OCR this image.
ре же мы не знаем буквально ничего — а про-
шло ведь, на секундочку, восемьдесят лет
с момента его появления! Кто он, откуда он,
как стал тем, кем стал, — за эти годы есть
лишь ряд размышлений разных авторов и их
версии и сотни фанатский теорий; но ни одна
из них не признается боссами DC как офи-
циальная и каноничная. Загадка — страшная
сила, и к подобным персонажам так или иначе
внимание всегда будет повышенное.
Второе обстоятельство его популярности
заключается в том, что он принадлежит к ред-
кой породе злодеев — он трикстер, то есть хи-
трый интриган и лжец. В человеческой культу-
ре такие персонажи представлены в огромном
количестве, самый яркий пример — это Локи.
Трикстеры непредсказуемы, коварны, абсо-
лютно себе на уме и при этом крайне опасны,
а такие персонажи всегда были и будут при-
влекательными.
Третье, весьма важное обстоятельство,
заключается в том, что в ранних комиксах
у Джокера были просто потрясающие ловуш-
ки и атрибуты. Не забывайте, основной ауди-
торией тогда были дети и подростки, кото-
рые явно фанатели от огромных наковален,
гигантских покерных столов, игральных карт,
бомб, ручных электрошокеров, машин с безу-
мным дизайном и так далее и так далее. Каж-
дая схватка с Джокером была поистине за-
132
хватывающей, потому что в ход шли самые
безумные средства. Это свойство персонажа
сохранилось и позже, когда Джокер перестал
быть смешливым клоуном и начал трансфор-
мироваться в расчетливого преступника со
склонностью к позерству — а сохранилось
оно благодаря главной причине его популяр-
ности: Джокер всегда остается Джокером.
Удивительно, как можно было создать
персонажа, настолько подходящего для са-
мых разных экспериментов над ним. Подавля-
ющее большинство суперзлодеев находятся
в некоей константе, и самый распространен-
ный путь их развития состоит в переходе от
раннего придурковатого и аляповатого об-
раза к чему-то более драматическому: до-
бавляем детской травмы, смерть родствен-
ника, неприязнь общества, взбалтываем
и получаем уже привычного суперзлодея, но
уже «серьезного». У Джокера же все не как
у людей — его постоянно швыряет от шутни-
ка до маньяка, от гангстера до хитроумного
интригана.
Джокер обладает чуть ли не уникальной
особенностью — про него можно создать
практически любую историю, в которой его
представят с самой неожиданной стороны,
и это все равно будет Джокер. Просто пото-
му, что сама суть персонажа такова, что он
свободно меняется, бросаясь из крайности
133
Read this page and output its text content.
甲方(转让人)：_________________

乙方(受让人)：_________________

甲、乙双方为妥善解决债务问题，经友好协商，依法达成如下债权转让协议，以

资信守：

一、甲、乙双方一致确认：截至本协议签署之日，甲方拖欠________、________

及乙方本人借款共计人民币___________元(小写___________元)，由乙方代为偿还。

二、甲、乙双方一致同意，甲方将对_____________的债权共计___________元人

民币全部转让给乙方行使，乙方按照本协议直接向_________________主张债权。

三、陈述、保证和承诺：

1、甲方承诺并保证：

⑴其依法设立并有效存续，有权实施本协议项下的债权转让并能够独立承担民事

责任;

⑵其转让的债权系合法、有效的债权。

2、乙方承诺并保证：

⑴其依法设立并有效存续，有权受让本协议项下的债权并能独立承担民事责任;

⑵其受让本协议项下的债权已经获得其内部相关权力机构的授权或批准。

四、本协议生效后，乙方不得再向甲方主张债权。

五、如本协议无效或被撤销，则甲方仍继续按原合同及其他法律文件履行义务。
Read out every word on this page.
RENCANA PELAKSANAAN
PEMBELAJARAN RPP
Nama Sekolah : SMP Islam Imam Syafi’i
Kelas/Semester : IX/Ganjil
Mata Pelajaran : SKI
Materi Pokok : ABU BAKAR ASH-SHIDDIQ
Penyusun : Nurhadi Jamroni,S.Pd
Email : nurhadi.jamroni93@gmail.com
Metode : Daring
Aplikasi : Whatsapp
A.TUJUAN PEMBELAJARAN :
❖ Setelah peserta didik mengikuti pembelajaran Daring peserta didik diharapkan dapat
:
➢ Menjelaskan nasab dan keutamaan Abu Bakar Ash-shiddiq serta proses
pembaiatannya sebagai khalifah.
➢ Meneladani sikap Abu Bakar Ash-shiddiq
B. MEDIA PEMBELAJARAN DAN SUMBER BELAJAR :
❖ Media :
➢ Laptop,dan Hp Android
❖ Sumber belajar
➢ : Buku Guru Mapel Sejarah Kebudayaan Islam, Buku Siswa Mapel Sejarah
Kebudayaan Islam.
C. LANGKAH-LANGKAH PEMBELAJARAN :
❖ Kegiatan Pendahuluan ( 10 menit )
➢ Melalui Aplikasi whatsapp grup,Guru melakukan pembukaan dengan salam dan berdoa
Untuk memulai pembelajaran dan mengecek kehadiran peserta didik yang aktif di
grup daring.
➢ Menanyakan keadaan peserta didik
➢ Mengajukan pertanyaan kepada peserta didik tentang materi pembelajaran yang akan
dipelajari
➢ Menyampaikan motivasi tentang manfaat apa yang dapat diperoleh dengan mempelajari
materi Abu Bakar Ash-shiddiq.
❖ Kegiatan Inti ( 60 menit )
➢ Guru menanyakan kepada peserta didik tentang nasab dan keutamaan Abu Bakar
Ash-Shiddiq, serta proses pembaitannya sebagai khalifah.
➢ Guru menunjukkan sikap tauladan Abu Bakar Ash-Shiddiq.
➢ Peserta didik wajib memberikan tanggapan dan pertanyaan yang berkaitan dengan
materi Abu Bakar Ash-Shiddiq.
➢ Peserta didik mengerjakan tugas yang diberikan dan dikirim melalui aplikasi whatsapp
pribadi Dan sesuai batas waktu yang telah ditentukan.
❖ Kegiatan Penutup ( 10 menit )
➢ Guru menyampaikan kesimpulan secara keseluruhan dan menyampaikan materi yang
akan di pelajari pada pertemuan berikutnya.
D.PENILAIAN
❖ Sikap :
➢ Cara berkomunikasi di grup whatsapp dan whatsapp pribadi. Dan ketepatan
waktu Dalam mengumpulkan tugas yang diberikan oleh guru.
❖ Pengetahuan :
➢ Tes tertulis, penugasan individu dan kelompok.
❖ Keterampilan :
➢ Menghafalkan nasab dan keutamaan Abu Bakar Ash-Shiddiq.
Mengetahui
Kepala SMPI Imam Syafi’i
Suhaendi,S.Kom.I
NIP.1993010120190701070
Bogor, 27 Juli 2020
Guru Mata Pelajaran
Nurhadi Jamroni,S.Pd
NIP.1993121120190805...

SHORT TASK:
Every entry in the listing must be retyped exactly.

FULL SOLUTION:
OCR this image.
ре же мы не знаем буквально ничего — а про-
шло ведь, на секундочку, восемьдесят лет
с момента его появления! Кто он, откуда он,
как стал тем, кем стал, — за эти годы есть
лишь ряд размышлений разных авторов и их
версии и сотни фанатский теорий; но ни одна
из них не признается боссами DC как офи-
циальная и каноничная. Загадка — страшная
сила, и к подобным персонажам так или иначе
внимание всегда будет повышенное.
Второе обстоятельство его популярности
заключается в том, что он принадлежит к ред-
кой породе злодеев — он трикстер, то есть хи-
трый интриган и лжец. В человеческой культу-
ре такие персонажи представлены в огромном
количестве, самый яркий пример — это Локи.
Трикстеры непредсказуемы, коварны, абсо-
лютно себе на уме и при этом крайне опасны,
а такие персонажи всегда были и будут при-
влекательными.
Третье, весьма важное обстоятельство,
заключается в том, что в ранних комиксах
у Джокера были просто потрясающие ловуш-
ки и атрибуты. Не забывайте, основной ауди-
торией тогда были дети и подростки, кото-
рые явно фанатели от огромных наковален,
гигантских покерных столов, игральных карт,
бомб, ручных электрошокеров, машин с безу-
мным дизайном и так далее и так далее. Каж-
дая схватка с Джокером была поистине за-
132
хватывающей, потому что в ход шли самые
безумные средства. Это свойство персонажа
сохранилось и позже, когда Джокер перестал
быть смешливым клоуном и начал трансфор-
мироваться в расчетливого преступника со
склонностью к позерству — а сохранилось
оно благодаря главной причине его популяр-
ности: Джокер всегда остается Джокером.
Удивительно, как можно было создать
персонажа, настолько подходящего для са-
мых разных экспериментов над ним. Подавля-
ющее большинство суперзлодеев находятся
в некоей константе, и самый распространен-
ный путь их развития состоит в переходе от
раннего придурковатого и аляповатого об-
раза к чему-то более драматическому: до-
бавляем детской травмы, смерть родствен-
ника, неприязнь общества, взбалтываем
и получаем уже привычного суперзлодея, но
уже «серьезного». У Джокера же все не как
у людей — его постоянно швыряет от шутни-
ка до маньяка, от гангстера до хитроумного
интригана.
Джокер обладает чуть ли не уникальной
особенностью — про него можно создать
практически любую историю, в которой его
представят с самой неожиданной стороны,
и это все равно будет Джокер. Просто пото-
му, что сама суть персонажа такова, что он
свободно меняется, бросаясь из крайности
133
Read this page and output its text content.
甲方(转让人)：_________________

乙方(受让人)：_________________

甲、乙双方为妥善解决债务问题，经友好协商，依法达成如下债权转让协议，以

资信守：

一、甲、乙双方一致确认：截至本协议签署之日，甲方拖欠________、________

及乙方本人借款共计人民币___________元(小写___________元)，由乙方代为偿还。

二、甲、乙双方一致同意，甲方将对_____________的债权共计___________元人

民币全部转让给乙方行使，乙方按照本协议直接向_________________主张债权。

三、陈述、保证和承诺：

1、甲方承诺并保证：

⑴其依法设立并有效存续，有权实施本协议项下的债权转让并能够独立承担民事

责任;

⑵其转让的债权系合法、有效的债权。

2、乙方承诺并保证：

⑴其依法设立并有效存续，有权受让本协议项下的债权并能独立承担民事责任;

⑵其受让本协议项下的债权已经获得其内部相关权力机构的授权或批准。

四、本协议生效后，乙方不得再向甲方主张债权。

五、如本协议无效或被撤销，则甲方仍继续按原合同及其他法律文件履行义务。
Read out every word on this page.
RENCANA PELAKSANAAN
PEMBELAJARAN RPP
Nama Sekolah : SMP Islam Imam Syafi’i
Kelas/Semester : IX/Ganjil
Mata Pelajaran : SKI
Materi Pokok : ABU BAKAR ASH-SHIDDIQ
Penyusun : Nurhadi Jamroni,S.Pd
Email : nurhadi.jamroni93@gmail.com
Metode : Daring
Aplikasi : Whatsapp
A.TUJUAN PEMBELAJARAN :
❖ Setelah peserta didik mengikuti pembelajaran Daring peserta didik diharapkan dapat
:
➢ Menjelaskan nasab dan keutamaan Abu Bakar Ash-shiddiq serta proses
pembaiatannya sebagai khalifah.
➢ Meneladani sikap Abu Bakar Ash-shiddiq
B. MEDIA PEMBELAJARAN DAN SUMBER BELAJAR :
❖ Media :
➢ Laptop,dan Hp Android
❖ Sumber belajar
➢ : Buku Guru Mapel Sejarah Kebudayaan Islam, Buku Siswa Mapel Sejarah
Kebudayaan Islam.
C. LANGKAH-LANGKAH PEMBELAJARAN :
❖ Kegiatan Pendahuluan ( 10 menit )
➢ Melalui Aplikasi whatsapp grup,Guru melakukan pembukaan dengan salam dan berdoa
Untuk memulai pembelajaran dan mengecek kehadiran peserta didik yang aktif di
grup daring.
➢ Menanyakan keadaan peserta didik
➢ Mengajukan pertanyaan kepada peserta didik tentang materi pembelajaran yang akan
dipelajari
➢ Menyampaikan motivasi tentang manfaat apa yang dapat diperoleh dengan mempelajari
materi Abu Bakar Ash-shiddiq.
❖ Kegiatan Inti ( 60 menit )
➢ Guru menanyakan kepada peserta didik tentang nasab dan keutamaan Abu Bakar
Ash-Shiddiq, serta proses pembaitannya sebagai khalifah.
➢ Guru menunjukkan sikap tauladan Abu Bakar Ash-Shiddiq.
➢ Peserta didik wajib memberikan tanggapan dan pertanyaan yang berkaitan dengan
materi Abu Bakar Ash-Shiddiq.
➢ Peserta didik mengerjakan tugas yang diberikan dan dikirim melalui aplikasi whatsapp
pribadi Dan sesuai batas waktu yang telah ditentukan.
❖ Kegiatan Penutup ( 10 menit )
➢ Guru menyampaikan kesimpulan secara keseluruhan dan menyampaikan materi yang
akan di pelajari pada pertemuan berikutnya.
D.PENILAIAN
❖ Sikap :
➢ Cara berkomunikasi di grup whatsapp dan whatsapp pribadi. Dan ketepatan
waktu Dalam mengumpulkan tugas yang diberikan oleh guru.
❖ Pengetahuan :
➢ Tes tertulis, penugasan individu dan kelompok.
❖ Keterampilan :
➢ Menghafalkan nasab dan keutamaan Abu Bakar Ash-Shiddiq.
Mengetahui
Kepala SMPI Imam Syafi’i
Suhaendi,S.Kom.I
NIP.1993010120190701070
Bogor, 27 Juli 2020
Guru Mata Pelajaran
Nurhadi Jamroni,S.Pd
NIP.1993121120190805...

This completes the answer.